(Task):
Look below and pull out each line with the word "frac".
___ Given records
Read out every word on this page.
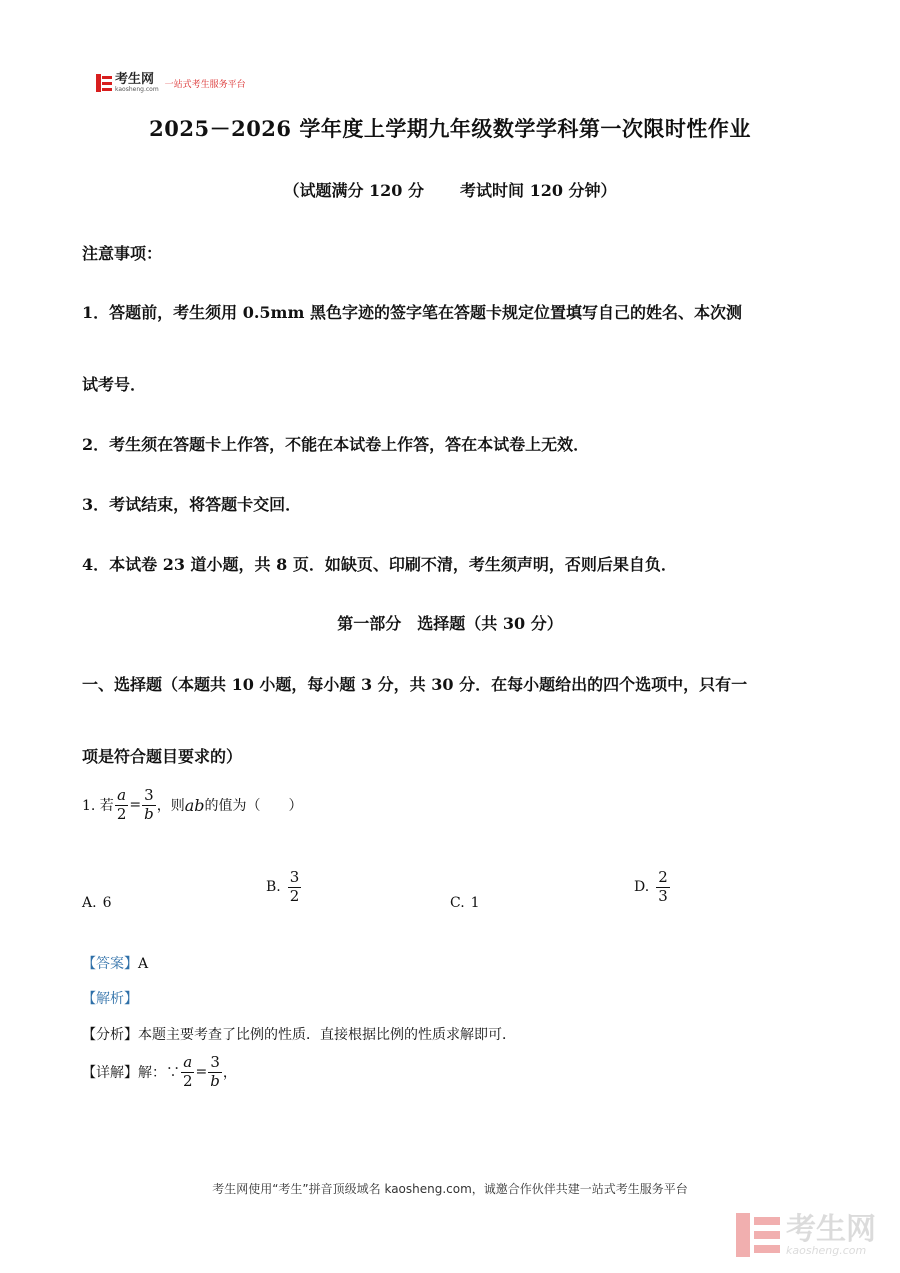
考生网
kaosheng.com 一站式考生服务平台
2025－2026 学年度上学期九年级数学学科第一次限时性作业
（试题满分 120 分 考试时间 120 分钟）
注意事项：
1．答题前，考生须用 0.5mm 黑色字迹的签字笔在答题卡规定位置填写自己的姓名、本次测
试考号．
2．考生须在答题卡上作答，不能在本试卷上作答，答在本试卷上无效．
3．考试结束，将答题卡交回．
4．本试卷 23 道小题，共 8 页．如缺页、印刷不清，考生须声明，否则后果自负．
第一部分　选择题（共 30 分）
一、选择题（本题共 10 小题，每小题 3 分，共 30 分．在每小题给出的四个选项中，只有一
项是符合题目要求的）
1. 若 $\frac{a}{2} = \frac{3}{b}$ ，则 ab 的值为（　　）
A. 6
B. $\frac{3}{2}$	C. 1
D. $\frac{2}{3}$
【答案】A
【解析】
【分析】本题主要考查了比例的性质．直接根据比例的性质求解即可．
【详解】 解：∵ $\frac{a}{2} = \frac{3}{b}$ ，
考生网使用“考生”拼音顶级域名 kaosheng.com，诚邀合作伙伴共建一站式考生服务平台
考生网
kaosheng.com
______
___ Given records
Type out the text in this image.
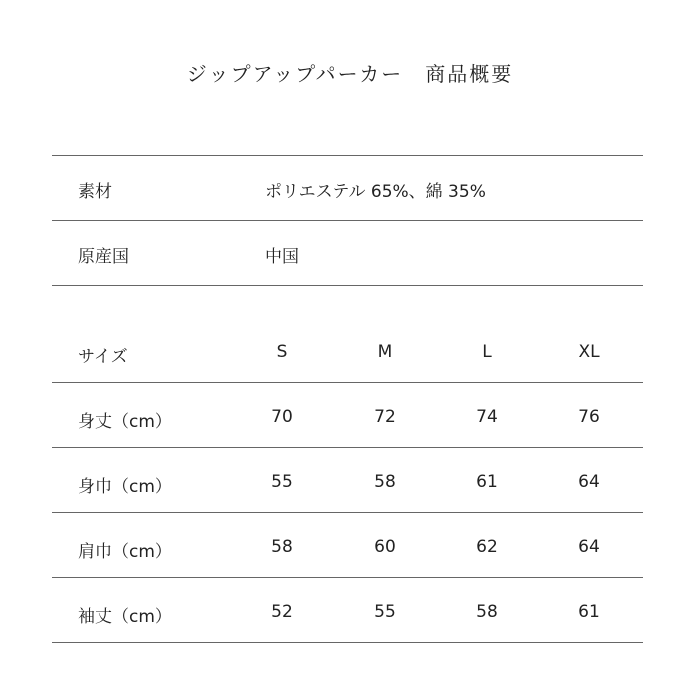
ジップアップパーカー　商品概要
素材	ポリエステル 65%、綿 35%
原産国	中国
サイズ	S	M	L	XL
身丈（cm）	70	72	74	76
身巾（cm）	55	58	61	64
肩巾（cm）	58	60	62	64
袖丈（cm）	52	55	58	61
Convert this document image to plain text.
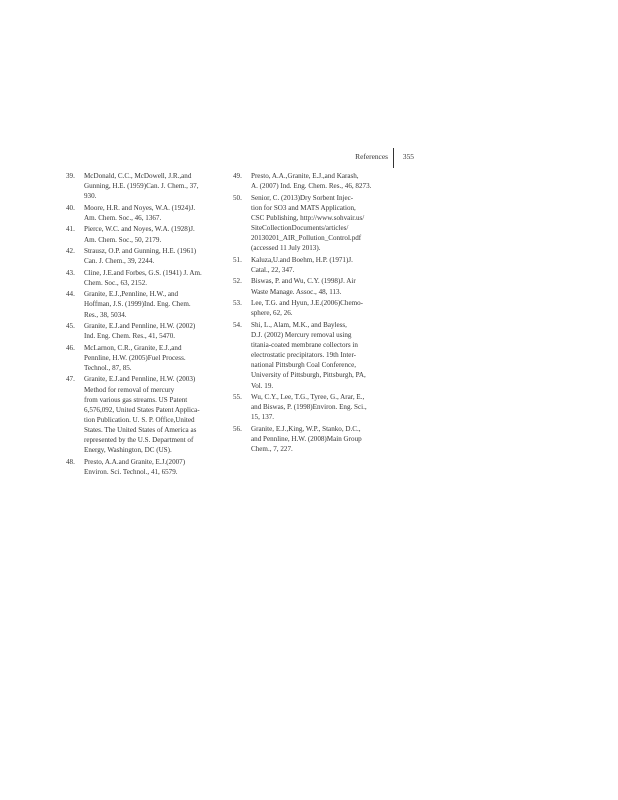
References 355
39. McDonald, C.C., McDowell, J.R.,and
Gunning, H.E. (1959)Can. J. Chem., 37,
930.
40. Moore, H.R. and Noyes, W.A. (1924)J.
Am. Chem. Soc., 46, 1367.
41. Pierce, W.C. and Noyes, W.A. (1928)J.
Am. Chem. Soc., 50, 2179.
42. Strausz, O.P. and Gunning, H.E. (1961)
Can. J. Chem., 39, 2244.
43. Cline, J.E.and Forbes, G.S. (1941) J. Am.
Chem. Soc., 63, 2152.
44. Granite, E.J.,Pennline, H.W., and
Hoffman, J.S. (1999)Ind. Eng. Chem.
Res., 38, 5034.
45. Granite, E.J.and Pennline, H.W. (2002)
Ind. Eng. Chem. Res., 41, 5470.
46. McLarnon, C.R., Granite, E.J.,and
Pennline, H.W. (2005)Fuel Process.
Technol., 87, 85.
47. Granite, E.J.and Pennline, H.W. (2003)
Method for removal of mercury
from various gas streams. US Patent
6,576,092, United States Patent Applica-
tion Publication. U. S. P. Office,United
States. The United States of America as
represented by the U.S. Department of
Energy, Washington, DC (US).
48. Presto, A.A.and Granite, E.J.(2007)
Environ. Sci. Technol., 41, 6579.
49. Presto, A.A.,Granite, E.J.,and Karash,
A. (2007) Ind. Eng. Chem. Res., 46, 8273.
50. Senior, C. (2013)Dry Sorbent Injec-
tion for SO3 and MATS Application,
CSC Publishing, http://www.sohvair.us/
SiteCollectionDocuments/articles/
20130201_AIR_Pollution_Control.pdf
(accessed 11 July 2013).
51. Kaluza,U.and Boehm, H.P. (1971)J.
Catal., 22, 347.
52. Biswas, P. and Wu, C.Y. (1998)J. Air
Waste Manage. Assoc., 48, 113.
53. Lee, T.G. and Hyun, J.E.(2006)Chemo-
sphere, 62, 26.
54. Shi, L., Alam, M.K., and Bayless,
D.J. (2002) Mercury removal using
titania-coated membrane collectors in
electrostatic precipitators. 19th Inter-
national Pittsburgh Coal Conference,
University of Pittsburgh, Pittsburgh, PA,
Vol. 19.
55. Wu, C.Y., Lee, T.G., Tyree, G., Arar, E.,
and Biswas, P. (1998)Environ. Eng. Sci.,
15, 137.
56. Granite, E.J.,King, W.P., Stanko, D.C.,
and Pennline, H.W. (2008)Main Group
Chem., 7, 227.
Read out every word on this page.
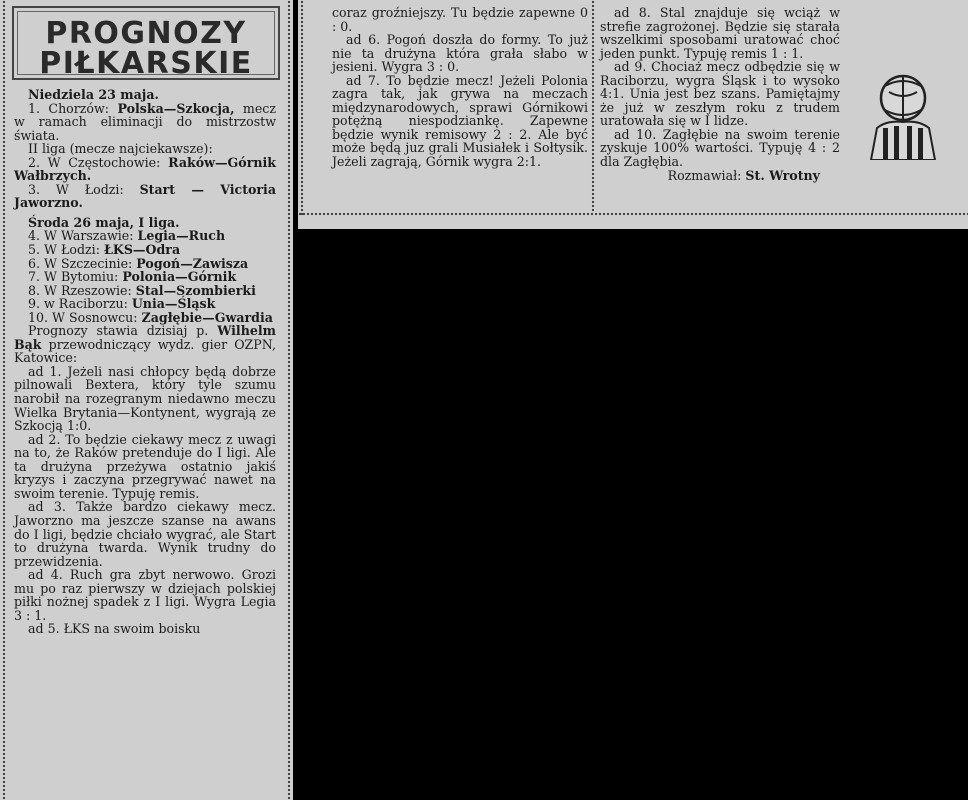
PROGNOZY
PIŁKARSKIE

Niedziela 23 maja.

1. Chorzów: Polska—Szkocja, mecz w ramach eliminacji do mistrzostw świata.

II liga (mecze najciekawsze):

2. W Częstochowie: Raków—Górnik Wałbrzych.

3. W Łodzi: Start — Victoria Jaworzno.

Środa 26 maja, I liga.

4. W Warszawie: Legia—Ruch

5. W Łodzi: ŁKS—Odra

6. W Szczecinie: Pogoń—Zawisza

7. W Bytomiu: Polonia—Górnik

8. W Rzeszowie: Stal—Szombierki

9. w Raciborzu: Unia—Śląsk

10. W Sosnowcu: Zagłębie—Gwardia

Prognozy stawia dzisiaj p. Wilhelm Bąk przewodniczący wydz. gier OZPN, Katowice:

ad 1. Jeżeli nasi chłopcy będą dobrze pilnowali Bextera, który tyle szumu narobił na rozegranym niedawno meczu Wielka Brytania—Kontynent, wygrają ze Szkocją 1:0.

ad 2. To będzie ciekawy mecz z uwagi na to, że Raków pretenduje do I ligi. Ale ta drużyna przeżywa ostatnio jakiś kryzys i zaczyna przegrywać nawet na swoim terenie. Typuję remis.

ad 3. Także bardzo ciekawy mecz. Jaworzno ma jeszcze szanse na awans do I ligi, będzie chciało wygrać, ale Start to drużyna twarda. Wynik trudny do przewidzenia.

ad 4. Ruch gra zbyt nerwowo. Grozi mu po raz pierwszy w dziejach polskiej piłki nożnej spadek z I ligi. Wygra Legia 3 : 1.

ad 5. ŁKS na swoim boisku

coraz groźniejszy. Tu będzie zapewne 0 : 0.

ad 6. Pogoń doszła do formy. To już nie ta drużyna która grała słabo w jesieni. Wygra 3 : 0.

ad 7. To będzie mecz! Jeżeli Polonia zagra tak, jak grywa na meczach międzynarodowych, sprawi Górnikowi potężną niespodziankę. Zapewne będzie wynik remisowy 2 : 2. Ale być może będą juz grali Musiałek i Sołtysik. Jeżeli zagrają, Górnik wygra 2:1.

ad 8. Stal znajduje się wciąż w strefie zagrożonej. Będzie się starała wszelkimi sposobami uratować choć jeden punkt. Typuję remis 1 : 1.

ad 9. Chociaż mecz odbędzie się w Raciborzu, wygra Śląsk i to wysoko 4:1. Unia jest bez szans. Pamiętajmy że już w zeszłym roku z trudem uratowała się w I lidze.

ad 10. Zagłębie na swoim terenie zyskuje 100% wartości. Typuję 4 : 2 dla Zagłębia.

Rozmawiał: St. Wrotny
______
(Result of this exercise):
1. 若 $\frac{a}{2} = \frac{3}{b}$ ，则 ab 的值为（　　）
B. $\frac{3}{2}$	C. 1
D. $\frac{2}{3}$
【详解】 解：∵ $\frac{a}{2} = \frac{3}{b}$ ，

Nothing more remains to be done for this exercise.